Task statement
Only the records, repeated exactly, should make up the response.

Provided information
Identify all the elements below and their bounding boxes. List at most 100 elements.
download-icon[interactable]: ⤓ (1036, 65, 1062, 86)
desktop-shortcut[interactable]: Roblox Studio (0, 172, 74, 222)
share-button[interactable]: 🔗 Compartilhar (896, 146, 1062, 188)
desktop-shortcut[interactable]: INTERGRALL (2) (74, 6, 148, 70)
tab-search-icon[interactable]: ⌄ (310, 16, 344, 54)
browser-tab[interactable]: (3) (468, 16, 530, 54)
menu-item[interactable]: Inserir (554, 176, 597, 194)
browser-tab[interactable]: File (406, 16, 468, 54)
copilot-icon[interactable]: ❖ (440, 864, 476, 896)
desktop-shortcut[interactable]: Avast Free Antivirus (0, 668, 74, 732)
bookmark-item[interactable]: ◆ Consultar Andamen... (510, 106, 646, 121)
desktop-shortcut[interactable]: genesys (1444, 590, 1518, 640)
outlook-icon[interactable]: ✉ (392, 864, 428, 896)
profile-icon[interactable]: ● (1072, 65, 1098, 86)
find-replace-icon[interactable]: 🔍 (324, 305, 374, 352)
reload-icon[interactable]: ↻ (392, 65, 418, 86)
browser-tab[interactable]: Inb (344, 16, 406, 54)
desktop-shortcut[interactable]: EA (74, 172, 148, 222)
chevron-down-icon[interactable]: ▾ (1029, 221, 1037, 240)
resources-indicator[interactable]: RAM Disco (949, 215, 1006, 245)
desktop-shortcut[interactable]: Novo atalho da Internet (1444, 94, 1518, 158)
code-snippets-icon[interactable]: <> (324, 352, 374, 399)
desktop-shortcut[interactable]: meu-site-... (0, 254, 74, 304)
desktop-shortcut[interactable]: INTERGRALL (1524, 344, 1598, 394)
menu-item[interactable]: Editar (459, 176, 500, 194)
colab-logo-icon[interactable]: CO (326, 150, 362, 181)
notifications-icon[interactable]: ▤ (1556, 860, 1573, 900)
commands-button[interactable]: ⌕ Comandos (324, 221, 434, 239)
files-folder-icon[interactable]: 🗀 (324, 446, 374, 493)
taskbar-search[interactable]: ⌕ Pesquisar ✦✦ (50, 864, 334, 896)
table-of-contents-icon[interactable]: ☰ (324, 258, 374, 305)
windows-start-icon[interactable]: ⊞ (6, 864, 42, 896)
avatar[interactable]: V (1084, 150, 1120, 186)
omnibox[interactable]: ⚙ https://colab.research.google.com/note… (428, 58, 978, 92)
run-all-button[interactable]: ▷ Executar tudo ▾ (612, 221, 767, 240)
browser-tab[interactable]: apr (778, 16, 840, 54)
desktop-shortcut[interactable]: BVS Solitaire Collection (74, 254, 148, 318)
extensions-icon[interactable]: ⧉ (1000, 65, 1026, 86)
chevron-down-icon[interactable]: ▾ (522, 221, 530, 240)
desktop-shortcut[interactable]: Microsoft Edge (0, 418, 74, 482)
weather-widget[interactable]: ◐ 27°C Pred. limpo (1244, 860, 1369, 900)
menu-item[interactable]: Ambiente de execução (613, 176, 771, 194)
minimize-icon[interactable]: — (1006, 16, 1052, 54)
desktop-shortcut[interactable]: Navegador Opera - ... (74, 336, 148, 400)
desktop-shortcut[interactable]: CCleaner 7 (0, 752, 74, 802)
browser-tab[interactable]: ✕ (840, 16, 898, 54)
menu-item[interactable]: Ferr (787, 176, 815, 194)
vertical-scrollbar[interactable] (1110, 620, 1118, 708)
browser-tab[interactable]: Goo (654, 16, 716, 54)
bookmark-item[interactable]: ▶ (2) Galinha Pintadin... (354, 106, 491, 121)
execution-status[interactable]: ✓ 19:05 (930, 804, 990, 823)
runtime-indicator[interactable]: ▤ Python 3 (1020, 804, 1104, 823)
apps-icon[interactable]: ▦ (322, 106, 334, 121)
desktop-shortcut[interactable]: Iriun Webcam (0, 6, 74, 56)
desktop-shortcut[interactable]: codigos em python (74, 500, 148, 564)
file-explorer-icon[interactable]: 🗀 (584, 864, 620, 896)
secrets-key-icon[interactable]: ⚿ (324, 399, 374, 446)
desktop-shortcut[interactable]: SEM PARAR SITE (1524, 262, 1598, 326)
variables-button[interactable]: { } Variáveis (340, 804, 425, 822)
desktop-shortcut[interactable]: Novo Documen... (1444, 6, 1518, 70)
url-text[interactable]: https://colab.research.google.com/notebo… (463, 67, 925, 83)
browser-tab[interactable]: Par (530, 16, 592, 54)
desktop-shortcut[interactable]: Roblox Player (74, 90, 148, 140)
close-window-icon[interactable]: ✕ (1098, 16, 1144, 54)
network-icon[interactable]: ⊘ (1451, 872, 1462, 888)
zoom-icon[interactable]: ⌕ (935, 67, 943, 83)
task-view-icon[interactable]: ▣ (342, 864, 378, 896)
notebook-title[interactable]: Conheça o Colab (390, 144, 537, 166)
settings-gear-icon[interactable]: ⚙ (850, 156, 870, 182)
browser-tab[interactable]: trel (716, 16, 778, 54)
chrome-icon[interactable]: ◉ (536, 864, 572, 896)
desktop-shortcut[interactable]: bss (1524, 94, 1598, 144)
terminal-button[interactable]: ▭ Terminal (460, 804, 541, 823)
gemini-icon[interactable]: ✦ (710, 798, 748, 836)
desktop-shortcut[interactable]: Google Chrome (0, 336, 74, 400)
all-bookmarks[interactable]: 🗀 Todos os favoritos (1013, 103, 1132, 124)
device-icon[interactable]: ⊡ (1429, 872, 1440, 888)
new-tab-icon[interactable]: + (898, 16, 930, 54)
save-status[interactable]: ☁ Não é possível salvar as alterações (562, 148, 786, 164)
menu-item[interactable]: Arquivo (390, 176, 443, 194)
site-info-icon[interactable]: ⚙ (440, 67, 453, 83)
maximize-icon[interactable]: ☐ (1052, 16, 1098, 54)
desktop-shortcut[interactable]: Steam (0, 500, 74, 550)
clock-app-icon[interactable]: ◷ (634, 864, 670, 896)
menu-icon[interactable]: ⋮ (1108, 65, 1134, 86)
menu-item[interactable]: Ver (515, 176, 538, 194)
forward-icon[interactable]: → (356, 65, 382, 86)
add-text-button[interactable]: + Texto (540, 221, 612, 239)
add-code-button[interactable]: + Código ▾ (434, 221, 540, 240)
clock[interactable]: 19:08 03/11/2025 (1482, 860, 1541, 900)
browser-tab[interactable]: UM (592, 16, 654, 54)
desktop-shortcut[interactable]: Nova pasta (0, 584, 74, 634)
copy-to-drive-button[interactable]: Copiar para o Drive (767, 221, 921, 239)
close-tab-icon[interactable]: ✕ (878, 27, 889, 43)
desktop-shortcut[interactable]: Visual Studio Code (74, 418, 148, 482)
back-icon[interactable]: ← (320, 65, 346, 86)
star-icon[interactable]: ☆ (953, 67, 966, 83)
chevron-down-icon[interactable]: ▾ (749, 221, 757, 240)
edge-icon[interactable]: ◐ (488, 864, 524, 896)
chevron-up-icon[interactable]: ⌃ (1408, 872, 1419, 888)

Result for this exercise
Identify all the elements below and their bounding boxes. List at most 100 elements.
download-icon[interactable]: ⤓ (1036, 65, 1062, 86)
desktop-shortcut[interactable]: Roblox Studio (0, 172, 74, 222)
share-button[interactable]: 🔗 Compartilhar (896, 146, 1062, 188)
desktop-shortcut[interactable]: INTERGRALL (2) (74, 6, 148, 70)
tab-search-icon[interactable]: ⌄ (310, 16, 344, 54)
browser-tab[interactable]: (3) (468, 16, 530, 54)
menu-item[interactable]: Inserir (554, 176, 597, 194)
browser-tab[interactable]: File (406, 16, 468, 54)
copilot-icon[interactable]: ❖ (440, 864, 476, 896)
desktop-shortcut[interactable]: Avast Free Antivirus (0, 668, 74, 732)
bookmark-item[interactable]: ◆ Consultar Andamen... (510, 106, 646, 121)
desktop-shortcut[interactable]: genesys (1444, 590, 1518, 640)
outlook-icon[interactable]: ✉ (392, 864, 428, 896)
profile-icon[interactable]: ● (1072, 65, 1098, 86)
find-replace-icon[interactable]: 🔍 (324, 305, 374, 352)
reload-icon[interactable]: ↻ (392, 65, 418, 86)
browser-tab[interactable]: Inb (344, 16, 406, 54)
desktop-shortcut[interactable]: EA (74, 172, 148, 222)
chevron-down-icon[interactable]: ▾ (1029, 221, 1037, 240)
resources-indicator[interactable]: RAM Disco (949, 215, 1006, 245)
desktop-shortcut[interactable]: Novo atalho da Internet (1444, 94, 1518, 158)
code-snippets-icon[interactable]: <> (324, 352, 374, 399)
desktop-shortcut[interactable]: meu-site-... (0, 254, 74, 304)
desktop-shortcut[interactable]: INTERGRALL (1524, 344, 1598, 394)
menu-item[interactable]: Editar (459, 176, 500, 194)
colab-logo-icon[interactable]: CO (326, 150, 362, 181)
notifications-icon[interactable]: ▤ (1556, 860, 1573, 900)
commands-button[interactable]: ⌕ Comandos (324, 221, 434, 239)
files-folder-icon[interactable]: 🗀 (324, 446, 374, 493)
taskbar-search[interactable]: ⌕ Pesquisar ✦✦ (50, 864, 334, 896)
table-of-contents-icon[interactable]: ☰ (324, 258, 374, 305)
windows-start-icon[interactable]: ⊞ (6, 864, 42, 896)
avatar[interactable]: V (1084, 150, 1120, 186)
omnibox[interactable]: ⚙ https://colab.research.google.com/note… (428, 58, 978, 92)
run-all-button[interactable]: ▷ Executar tudo ▾ (612, 221, 767, 240)
browser-tab[interactable]: apr (778, 16, 840, 54)
desktop-shortcut[interactable]: BVS Solitaire Collection (74, 254, 148, 318)
extensions-icon[interactable]: ⧉ (1000, 65, 1026, 86)
chevron-down-icon[interactable]: ▾ (522, 221, 530, 240)
desktop-shortcut[interactable]: Microsoft Edge (0, 418, 74, 482)
weather-widget[interactable]: ◐ 27°C Pred. limpo (1244, 860, 1369, 900)
menu-item[interactable]: Ambiente de execução (613, 176, 771, 194)
minimize-icon[interactable]: — (1006, 16, 1052, 54)
desktop-shortcut[interactable]: Navegador Opera - ... (74, 336, 148, 400)
desktop-shortcut[interactable]: CCleaner 7 (0, 752, 74, 802)
browser-tab[interactable]: ✕ (840, 16, 898, 54)
menu-item[interactable]: Ferr (787, 176, 815, 194)
vertical-scrollbar[interactable] (1110, 620, 1118, 708)
browser-tab[interactable]: Goo (654, 16, 716, 54)
bookmark-item[interactable]: ▶ (2) Galinha Pintadin... (354, 106, 491, 121)
execution-status[interactable]: ✓ 19:05 (930, 804, 990, 823)
runtime-indicator[interactable]: ▤ Python 3 (1020, 804, 1104, 823)
apps-icon[interactable]: ▦ (322, 106, 334, 121)
desktop-shortcut[interactable]: Iriun Webcam (0, 6, 74, 56)
desktop-shortcut[interactable]: codigos em python (74, 500, 148, 564)
file-explorer-icon[interactable]: 🗀 (584, 864, 620, 896)
secrets-key-icon[interactable]: ⚿ (324, 399, 374, 446)
desktop-shortcut[interactable]: SEM PARAR SITE (1524, 262, 1598, 326)
variables-button[interactable]: { } Variáveis (340, 804, 425, 822)
desktop-shortcut[interactable]: Novo Documen... (1444, 6, 1518, 70)
url-text[interactable]: https://colab.research.google.com/notebo… (463, 67, 925, 83)
browser-tab[interactable]: Par (530, 16, 592, 54)
desktop-shortcut[interactable]: Roblox Player (74, 90, 148, 140)
close-window-icon[interactable]: ✕ (1098, 16, 1144, 54)
network-icon[interactable]: ⊘ (1451, 872, 1462, 888)
zoom-icon[interactable]: ⌕ (935, 67, 943, 83)
task-view-icon[interactable]: ▣ (342, 864, 378, 896)
notebook-title[interactable]: Conheça o Colab (390, 144, 537, 166)
settings-gear-icon[interactable]: ⚙ (850, 156, 870, 182)
browser-tab[interactable]: trel (716, 16, 778, 54)
chrome-icon[interactable]: ◉ (536, 864, 572, 896)
desktop-shortcut[interactable]: bss (1524, 94, 1598, 144)
terminal-button[interactable]: ▭ Terminal (460, 804, 541, 823)
gemini-icon[interactable]: ✦ (710, 798, 748, 836)
desktop-shortcut[interactable]: Google Chrome (0, 336, 74, 400)
all-bookmarks[interactable]: 🗀 Todos os favoritos (1013, 103, 1132, 124)
device-icon[interactable]: ⊡ (1429, 872, 1440, 888)
new-tab-icon[interactable]: + (898, 16, 930, 54)
save-status[interactable]: ☁ Não é possível salvar as alterações (562, 148, 786, 164)
menu-item[interactable]: Arquivo (390, 176, 443, 194)
site-info-icon[interactable]: ⚙ (440, 67, 453, 83)
maximize-icon[interactable]: ☐ (1052, 16, 1098, 54)
desktop-shortcut[interactable]: Steam (0, 500, 74, 550)
clock-app-icon[interactable]: ◷ (634, 864, 670, 896)
menu-icon[interactable]: ⋮ (1108, 65, 1134, 86)
menu-item[interactable]: Ver (515, 176, 538, 194)
forward-icon[interactable]: → (356, 65, 382, 86)
add-text-button[interactable]: + Texto (540, 221, 612, 239)
add-code-button[interactable]: + Código ▾ (434, 221, 540, 240)
clock[interactable]: 19:08 03/11/2025 (1482, 860, 1541, 900)
browser-tab[interactable]: UM (592, 16, 654, 54)
desktop-shortcut[interactable]: Nova pasta (0, 584, 74, 634)
copy-to-drive-button[interactable]: Copiar para o Drive (767, 221, 921, 239)
close-tab-icon[interactable]: ✕ (878, 27, 889, 43)
desktop-shortcut[interactable]: Visual Studio Code (74, 418, 148, 482)
back-icon[interactable]: ← (320, 65, 346, 86)
star-icon[interactable]: ☆ (953, 67, 966, 83)
chevron-down-icon[interactable]: ▾ (749, 221, 757, 240)
edge-icon[interactable]: ◐ (488, 864, 524, 896)
chevron-up-icon[interactable]: ⌃ (1408, 872, 1419, 888)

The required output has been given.